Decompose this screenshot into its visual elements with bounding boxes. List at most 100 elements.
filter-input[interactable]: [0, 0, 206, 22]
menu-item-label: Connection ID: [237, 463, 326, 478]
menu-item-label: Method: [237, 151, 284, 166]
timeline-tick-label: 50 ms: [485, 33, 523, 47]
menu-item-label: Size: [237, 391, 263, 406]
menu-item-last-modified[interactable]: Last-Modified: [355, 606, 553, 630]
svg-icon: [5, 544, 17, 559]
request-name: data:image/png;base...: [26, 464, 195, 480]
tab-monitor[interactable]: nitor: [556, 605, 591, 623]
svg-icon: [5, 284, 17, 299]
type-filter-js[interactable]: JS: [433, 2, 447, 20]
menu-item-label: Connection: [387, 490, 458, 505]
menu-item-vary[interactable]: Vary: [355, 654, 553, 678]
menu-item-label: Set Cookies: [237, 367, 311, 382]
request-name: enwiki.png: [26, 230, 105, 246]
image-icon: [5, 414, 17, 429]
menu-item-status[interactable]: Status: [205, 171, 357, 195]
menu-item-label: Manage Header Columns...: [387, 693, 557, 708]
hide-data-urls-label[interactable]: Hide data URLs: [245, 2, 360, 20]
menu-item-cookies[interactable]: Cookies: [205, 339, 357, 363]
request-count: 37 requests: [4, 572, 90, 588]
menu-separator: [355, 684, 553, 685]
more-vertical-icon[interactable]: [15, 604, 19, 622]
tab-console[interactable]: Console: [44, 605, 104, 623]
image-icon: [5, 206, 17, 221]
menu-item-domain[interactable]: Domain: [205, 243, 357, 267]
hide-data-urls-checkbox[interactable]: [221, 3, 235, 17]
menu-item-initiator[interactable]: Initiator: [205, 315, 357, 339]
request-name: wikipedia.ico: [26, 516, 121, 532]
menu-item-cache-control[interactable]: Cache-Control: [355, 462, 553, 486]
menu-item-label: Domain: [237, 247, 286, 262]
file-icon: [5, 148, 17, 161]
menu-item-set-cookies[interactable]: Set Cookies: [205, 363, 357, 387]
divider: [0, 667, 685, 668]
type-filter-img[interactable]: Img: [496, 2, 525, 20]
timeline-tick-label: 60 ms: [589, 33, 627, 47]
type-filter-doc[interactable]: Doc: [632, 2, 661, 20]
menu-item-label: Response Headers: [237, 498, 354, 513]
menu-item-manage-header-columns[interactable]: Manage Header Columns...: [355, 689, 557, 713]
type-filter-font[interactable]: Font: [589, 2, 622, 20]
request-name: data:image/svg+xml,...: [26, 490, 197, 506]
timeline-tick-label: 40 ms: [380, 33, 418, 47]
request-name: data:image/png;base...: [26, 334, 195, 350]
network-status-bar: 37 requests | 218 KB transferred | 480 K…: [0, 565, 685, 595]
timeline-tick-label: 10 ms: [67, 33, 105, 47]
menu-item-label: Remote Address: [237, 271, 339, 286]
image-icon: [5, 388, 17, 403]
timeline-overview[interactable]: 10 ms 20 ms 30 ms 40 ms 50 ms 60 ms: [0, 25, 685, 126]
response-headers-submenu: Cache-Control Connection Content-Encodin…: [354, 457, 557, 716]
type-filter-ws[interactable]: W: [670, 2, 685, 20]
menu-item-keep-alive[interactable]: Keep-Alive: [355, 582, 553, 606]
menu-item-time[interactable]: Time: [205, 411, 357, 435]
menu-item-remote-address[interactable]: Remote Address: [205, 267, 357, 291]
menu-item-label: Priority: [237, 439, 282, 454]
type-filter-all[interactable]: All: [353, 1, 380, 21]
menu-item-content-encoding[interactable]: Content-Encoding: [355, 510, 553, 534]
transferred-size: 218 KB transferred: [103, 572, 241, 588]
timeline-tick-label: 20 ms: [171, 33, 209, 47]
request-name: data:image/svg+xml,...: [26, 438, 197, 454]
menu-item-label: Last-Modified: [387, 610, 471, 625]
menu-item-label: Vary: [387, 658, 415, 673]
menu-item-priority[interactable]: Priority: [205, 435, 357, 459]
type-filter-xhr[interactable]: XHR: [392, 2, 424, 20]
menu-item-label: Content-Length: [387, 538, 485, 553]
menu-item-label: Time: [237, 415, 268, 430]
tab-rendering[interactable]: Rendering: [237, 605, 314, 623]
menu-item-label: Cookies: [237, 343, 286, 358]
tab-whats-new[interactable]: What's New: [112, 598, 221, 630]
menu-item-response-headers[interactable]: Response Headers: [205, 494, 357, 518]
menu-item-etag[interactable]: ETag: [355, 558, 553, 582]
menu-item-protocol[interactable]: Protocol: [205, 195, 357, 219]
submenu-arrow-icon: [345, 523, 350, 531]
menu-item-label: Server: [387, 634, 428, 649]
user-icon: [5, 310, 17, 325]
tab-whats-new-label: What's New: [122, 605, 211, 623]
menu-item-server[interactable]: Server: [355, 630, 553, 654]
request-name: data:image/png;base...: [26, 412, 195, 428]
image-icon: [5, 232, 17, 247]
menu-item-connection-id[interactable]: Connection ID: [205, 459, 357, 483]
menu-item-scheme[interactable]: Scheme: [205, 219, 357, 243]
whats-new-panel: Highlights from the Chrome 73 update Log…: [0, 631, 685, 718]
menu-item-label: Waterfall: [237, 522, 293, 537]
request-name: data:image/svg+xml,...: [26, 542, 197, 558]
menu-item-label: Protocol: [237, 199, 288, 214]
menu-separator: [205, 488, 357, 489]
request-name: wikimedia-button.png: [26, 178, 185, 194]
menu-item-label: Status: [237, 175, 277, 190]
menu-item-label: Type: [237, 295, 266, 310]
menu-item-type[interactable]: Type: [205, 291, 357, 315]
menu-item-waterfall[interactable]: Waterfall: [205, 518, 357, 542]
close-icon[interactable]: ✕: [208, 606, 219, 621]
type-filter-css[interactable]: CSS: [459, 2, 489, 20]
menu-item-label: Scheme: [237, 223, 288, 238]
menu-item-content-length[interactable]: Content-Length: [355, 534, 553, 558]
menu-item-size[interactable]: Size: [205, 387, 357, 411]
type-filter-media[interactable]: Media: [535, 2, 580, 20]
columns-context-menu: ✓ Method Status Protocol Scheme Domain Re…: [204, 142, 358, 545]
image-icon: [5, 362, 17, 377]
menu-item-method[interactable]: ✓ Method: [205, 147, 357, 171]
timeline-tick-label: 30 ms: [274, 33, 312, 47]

++++++++++

▶ _GOAL_: Pull out every line of the rows above that contains the string "Content", with case counting.

▶ _CORRECT RESULT_:
response-headers-submenu: Cache-Control Connection Content-Encodin…: [354, 457, 557, 716]
menu-item-content-encoding[interactable]: Content-Encoding: [355, 510, 553, 534]
menu-item-label: Content-Length: [387, 538, 485, 553]
menu-item-content-length[interactable]: Content-Length: [355, 534, 553, 558]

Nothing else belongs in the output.